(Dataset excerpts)
════════
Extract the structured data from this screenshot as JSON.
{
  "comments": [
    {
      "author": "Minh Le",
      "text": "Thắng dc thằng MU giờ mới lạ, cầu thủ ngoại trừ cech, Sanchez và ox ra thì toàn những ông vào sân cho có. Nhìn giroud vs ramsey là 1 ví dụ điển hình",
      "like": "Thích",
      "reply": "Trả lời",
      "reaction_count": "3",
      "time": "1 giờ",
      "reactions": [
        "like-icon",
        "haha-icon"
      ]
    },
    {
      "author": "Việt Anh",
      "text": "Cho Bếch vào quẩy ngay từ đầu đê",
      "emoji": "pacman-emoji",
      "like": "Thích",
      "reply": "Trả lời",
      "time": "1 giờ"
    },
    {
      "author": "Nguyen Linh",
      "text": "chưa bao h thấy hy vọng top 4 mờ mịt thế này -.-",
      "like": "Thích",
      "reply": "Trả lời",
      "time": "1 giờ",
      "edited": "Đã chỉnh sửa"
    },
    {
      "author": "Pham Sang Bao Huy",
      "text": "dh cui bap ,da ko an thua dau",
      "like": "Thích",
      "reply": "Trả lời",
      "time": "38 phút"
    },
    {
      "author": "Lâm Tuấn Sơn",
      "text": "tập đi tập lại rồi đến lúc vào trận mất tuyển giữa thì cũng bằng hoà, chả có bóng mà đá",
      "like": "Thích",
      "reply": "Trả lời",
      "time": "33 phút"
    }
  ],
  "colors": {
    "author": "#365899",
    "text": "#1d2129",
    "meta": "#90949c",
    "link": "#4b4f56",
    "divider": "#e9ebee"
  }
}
════════
Written request :: Make an exact copy of the records.

Task answer ::
Extract the structured data from this screenshot as JSON.
{
  "comments": [
    {
      "author": "Minh Le",
      "text": "Thắng dc thằng MU giờ mới lạ, cầu thủ ngoại trừ cech, Sanchez và ox ra thì toàn những ông vào sân cho có. Nhìn giroud vs ramsey là 1 ví dụ điển hình",
      "like": "Thích",
      "reply": "Trả lời",
      "reaction_count": "3",
      "time": "1 giờ",
      "reactions": [
        "like-icon",
        "haha-icon"
      ]
    },
    {
      "author": "Việt Anh",
      "text": "Cho Bếch vào quẩy ngay từ đầu đê",
      "emoji": "pacman-emoji",
      "like": "Thích",
      "reply": "Trả lời",
      "time": "1 giờ"
    },
    {
      "author": "Nguyen Linh",
      "text": "chưa bao h thấy hy vọng top 4 mờ mịt thế này -.-",
      "like": "Thích",
      "reply": "Trả lời",
      "time": "1 giờ",
      "edited": "Đã chỉnh sửa"
    },
    {
      "author": "Pham Sang Bao Huy",
      "text": "dh cui bap ,da ko an thua dau",
      "like": "Thích",
      "reply": "Trả lời",
      "time": "38 phút"
    },
    {
      "author": "Lâm Tuấn Sơn",
      "text": "tập đi tập lại rồi đến lúc vào trận mất tuyển giữa thì cũng bằng hoà, chả có bóng mà đá",
      "like": "Thích",
      "reply": "Trả lời",
      "time": "33 phút"
    }
  ],
  "colors": {
    "author": "#365899",
    "text": "#1d2129",
    "meta": "#90949c",
    "link": "#4b4f56",
    "divider": "#e9ebee"
  }
}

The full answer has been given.